* Aim of the task: Give back a single number, the count of lines containing the word "text".

* Given records:
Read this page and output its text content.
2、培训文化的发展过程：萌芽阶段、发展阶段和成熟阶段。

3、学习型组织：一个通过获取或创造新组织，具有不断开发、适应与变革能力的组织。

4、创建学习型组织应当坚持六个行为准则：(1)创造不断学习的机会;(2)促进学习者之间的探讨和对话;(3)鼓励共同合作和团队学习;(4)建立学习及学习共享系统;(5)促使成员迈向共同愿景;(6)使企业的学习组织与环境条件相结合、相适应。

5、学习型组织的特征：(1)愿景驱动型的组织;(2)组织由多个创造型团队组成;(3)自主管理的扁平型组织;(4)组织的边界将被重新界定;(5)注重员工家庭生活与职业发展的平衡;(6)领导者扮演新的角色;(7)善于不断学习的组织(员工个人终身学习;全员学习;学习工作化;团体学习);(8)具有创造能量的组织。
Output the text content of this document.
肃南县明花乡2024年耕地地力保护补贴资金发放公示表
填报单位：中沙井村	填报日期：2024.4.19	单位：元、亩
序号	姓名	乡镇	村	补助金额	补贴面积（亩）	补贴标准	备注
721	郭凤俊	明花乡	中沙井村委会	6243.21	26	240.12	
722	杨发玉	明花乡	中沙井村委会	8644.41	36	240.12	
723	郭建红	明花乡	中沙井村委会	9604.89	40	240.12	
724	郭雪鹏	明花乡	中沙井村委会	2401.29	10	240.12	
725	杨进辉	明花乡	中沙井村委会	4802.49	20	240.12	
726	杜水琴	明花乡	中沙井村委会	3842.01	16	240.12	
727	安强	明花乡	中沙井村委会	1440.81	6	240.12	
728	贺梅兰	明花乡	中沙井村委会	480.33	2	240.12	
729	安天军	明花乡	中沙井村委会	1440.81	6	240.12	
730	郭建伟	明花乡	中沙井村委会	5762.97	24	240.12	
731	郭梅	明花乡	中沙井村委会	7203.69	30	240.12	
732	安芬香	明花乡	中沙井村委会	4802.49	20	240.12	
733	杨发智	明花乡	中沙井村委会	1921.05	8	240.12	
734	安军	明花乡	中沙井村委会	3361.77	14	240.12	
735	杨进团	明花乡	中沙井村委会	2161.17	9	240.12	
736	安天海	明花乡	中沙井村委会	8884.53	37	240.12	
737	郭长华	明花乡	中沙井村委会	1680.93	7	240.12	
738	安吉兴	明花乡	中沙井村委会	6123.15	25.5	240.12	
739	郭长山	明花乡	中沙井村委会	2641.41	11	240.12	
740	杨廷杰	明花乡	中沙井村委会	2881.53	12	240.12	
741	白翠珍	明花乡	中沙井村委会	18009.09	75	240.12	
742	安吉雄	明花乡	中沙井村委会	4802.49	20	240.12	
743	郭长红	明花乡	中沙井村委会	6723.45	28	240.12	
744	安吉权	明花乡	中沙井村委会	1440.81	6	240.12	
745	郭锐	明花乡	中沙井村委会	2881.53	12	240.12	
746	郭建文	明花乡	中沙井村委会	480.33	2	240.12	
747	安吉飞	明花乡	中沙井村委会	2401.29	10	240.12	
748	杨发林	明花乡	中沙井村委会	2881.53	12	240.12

* Result for this exercise: 2